#### WORK INSTRUCTIONS
List each line holding the string "this".

#### LISTED RECORDS
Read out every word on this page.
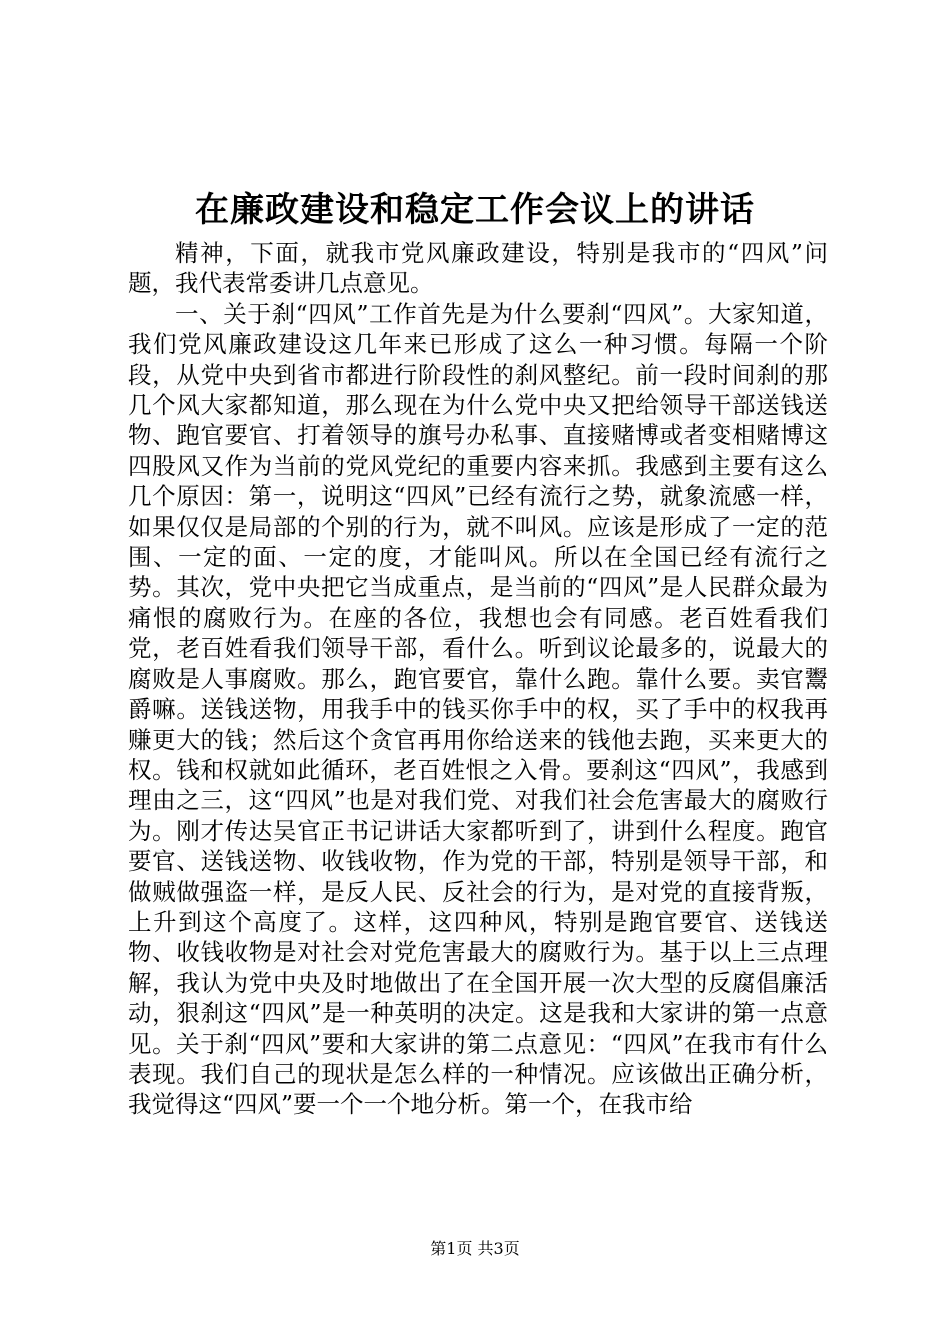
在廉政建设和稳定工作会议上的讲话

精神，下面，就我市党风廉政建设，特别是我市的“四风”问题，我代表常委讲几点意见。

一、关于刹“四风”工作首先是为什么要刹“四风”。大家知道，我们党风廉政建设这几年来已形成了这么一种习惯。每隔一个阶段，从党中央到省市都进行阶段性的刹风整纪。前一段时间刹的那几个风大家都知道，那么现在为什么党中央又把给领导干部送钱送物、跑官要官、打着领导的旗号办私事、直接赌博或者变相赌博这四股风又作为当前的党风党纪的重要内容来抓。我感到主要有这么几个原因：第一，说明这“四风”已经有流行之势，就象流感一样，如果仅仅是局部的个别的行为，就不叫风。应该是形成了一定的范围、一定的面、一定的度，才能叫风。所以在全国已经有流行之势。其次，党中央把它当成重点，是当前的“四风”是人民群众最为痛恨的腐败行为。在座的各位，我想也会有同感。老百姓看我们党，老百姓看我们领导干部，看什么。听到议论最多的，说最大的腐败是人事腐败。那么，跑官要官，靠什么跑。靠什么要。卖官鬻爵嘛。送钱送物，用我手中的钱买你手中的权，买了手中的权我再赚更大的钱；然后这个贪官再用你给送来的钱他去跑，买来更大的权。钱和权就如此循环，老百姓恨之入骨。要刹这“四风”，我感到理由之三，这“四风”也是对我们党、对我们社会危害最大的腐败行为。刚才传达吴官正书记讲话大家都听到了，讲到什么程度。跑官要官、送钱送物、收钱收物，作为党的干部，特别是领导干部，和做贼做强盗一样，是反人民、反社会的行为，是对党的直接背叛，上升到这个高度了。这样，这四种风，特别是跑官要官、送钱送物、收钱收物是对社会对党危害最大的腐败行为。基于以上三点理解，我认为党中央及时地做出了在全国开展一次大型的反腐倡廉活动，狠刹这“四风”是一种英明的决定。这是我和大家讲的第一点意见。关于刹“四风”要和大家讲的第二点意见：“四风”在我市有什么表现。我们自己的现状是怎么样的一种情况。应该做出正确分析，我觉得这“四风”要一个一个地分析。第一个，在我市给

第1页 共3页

...

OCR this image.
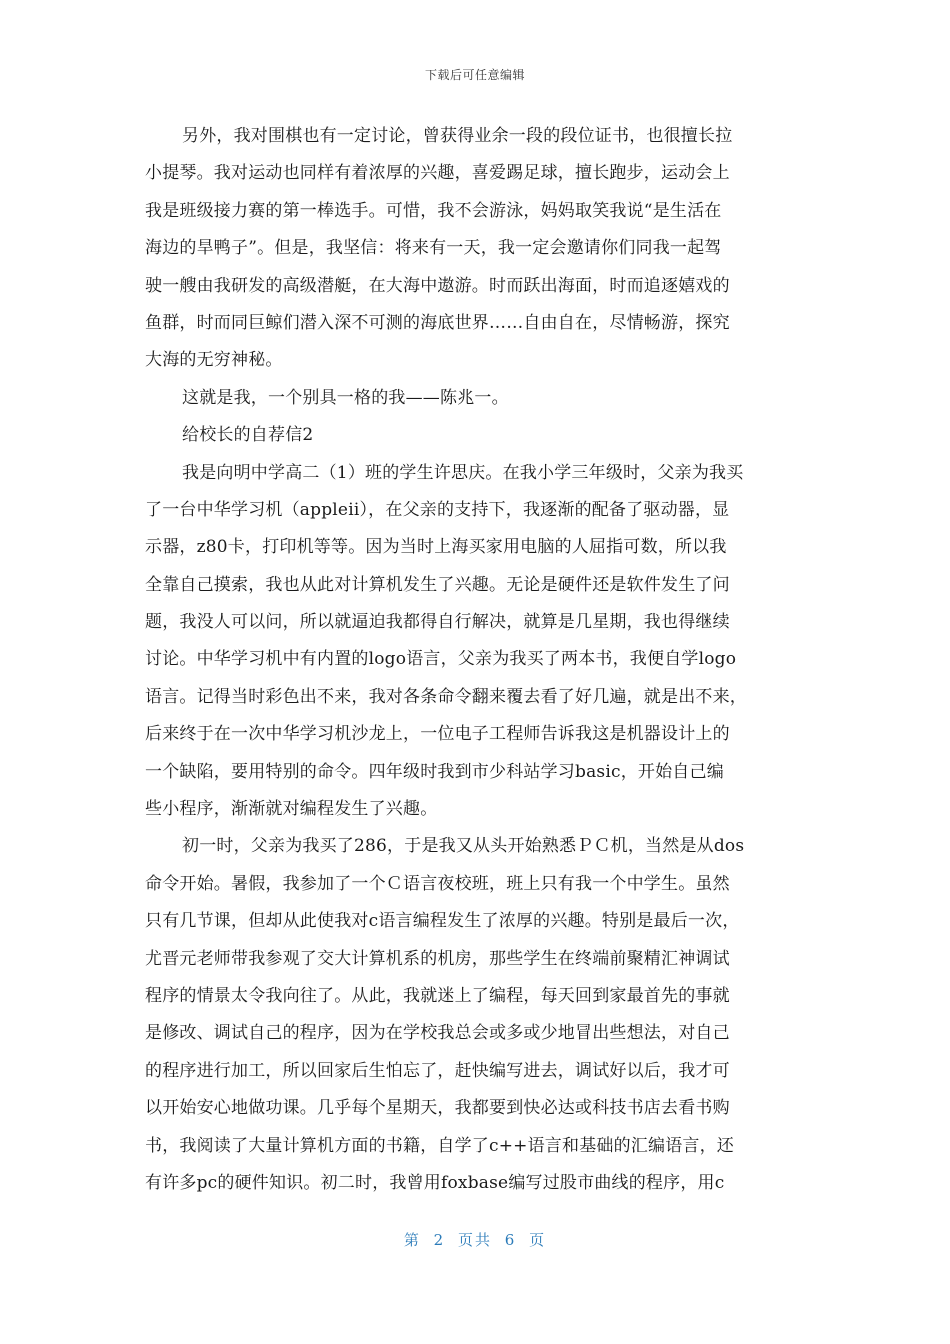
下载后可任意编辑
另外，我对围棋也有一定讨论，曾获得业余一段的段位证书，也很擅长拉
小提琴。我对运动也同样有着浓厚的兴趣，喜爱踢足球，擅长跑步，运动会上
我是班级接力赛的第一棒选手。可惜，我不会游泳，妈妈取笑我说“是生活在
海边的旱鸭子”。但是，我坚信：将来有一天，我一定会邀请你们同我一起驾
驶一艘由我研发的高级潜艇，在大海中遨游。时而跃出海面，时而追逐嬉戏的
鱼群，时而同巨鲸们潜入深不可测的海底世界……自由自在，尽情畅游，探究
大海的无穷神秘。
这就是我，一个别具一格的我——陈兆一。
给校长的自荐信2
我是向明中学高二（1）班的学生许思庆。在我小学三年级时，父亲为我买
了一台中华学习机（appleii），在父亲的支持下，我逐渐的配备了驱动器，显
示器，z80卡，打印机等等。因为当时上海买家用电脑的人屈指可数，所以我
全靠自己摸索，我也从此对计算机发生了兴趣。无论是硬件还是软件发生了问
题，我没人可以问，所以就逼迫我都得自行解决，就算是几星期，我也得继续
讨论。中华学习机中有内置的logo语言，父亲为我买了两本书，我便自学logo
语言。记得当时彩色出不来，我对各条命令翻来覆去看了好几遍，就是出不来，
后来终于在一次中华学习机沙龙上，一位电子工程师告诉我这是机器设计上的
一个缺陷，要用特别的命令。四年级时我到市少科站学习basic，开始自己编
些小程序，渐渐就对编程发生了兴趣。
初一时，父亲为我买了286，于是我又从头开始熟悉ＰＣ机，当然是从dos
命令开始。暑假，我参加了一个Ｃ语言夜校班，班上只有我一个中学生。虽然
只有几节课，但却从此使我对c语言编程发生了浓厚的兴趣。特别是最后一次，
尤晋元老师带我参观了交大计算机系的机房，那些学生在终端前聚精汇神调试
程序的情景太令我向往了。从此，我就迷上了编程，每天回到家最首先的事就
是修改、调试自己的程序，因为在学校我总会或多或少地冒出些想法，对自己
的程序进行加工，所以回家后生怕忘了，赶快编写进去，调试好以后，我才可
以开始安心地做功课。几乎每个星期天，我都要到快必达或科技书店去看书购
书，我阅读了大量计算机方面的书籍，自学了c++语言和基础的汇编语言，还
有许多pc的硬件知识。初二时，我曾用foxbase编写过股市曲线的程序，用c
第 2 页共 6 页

#### TASK SOLUTION
Read out every word on this page.
OCR this image.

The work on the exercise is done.